[REQUEST] Every record should be written out exactly, please.

[THE RECORDS]
# # #
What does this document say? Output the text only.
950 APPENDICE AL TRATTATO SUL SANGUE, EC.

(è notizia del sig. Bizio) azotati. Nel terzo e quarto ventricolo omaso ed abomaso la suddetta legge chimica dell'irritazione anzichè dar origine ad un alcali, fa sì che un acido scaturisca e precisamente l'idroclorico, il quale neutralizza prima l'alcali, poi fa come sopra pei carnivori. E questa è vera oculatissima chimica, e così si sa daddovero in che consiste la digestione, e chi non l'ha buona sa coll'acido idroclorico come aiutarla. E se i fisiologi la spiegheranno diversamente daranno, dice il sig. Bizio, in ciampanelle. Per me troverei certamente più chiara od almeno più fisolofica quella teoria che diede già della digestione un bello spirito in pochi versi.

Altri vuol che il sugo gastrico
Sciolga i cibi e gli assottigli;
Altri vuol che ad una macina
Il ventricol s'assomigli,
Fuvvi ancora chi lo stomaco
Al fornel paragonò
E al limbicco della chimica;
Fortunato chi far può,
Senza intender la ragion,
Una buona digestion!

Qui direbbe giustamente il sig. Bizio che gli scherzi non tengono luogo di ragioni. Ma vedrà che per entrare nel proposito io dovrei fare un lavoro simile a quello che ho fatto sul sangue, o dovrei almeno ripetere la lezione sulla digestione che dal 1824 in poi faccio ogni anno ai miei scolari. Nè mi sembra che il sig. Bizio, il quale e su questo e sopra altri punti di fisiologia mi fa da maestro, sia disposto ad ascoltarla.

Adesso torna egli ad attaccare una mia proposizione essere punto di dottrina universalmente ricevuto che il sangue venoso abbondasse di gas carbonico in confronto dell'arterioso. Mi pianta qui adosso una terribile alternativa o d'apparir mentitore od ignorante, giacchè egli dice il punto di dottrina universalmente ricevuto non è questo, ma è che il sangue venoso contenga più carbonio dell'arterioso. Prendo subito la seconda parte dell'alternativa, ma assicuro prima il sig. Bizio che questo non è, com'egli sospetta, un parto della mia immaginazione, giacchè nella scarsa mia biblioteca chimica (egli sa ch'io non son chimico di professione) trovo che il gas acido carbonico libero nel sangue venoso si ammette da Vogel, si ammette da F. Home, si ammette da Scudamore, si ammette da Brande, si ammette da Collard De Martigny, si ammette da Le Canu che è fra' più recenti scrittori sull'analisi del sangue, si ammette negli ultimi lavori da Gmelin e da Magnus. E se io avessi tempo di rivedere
# # #
[EXERCISE SOLUTION]
What does this document say? Output the text only.
950 APPENDICE AL TRATTATO SUL SANGUE, EC.

(è notizia del sig. Bizio) azotati. Nel terzo e quarto ventricolo omaso ed abomaso la suddetta legge chimica dell'irritazione anzichè dar origine ad un alcali, fa sì che un acido scaturisca e precisamente l'idroclorico, il quale neutralizza prima l'alcali, poi fa come sopra pei carnivori. E questa è vera oculatissima chimica, e così si sa daddovero in che consiste la digestione, e chi non l'ha buona sa coll'acido idroclorico come aiutarla. E se i fisiologi la spiegheranno diversamente daranno, dice il sig. Bizio, in ciampanelle. Per me troverei certamente più chiara od almeno più fisolofica quella teoria che diede già della digestione un bello spirito in pochi versi.

Altri vuol che il sugo gastrico
Sciolga i cibi e gli assottigli;
Altri vuol che ad una macina
Il ventricol s'assomigli,
Fuvvi ancora chi lo stomaco
Al fornel paragonò
E al limbicco della chimica;
Fortunato chi far può,
Senza intender la ragion,
Una buona digestion!

Qui direbbe giustamente il sig. Bizio che gli scherzi non tengono luogo di ragioni. Ma vedrà che per entrare nel proposito io dovrei fare un lavoro simile a quello che ho fatto sul sangue, o dovrei almeno ripetere la lezione sulla digestione che dal 1824 in poi faccio ogni anno ai miei scolari. Nè mi sembra che il sig. Bizio, il quale e su questo e sopra altri punti di fisiologia mi fa da maestro, sia disposto ad ascoltarla.

Adesso torna egli ad attaccare una mia proposizione essere punto di dottrina universalmente ricevuto che il sangue venoso abbondasse di gas carbonico in confronto dell'arterioso. Mi pianta qui adosso una terribile alternativa o d'apparir mentitore od ignorante, giacchè egli dice il punto di dottrina universalmente ricevuto non è questo, ma è che il sangue venoso contenga più carbonio dell'arterioso. Prendo subito la seconda parte dell'alternativa, ma assicuro prima il sig. Bizio che questo non è, com'egli sospetta, un parto della mia immaginazione, giacchè nella scarsa mia biblioteca chimica (egli sa ch'io non son chimico di professione) trovo che il gas acido carbonico libero nel sangue venoso si ammette da Vogel, si ammette da F. Home, si ammette da Scudamore, si ammette da Brande, si ammette da Collard De Martigny, si ammette da Le Canu che è fra' più recenti scrittori sull'analisi del sangue, si ammette negli ultimi lavori da Gmelin e da Magnus. E se io avessi tempo di rivedere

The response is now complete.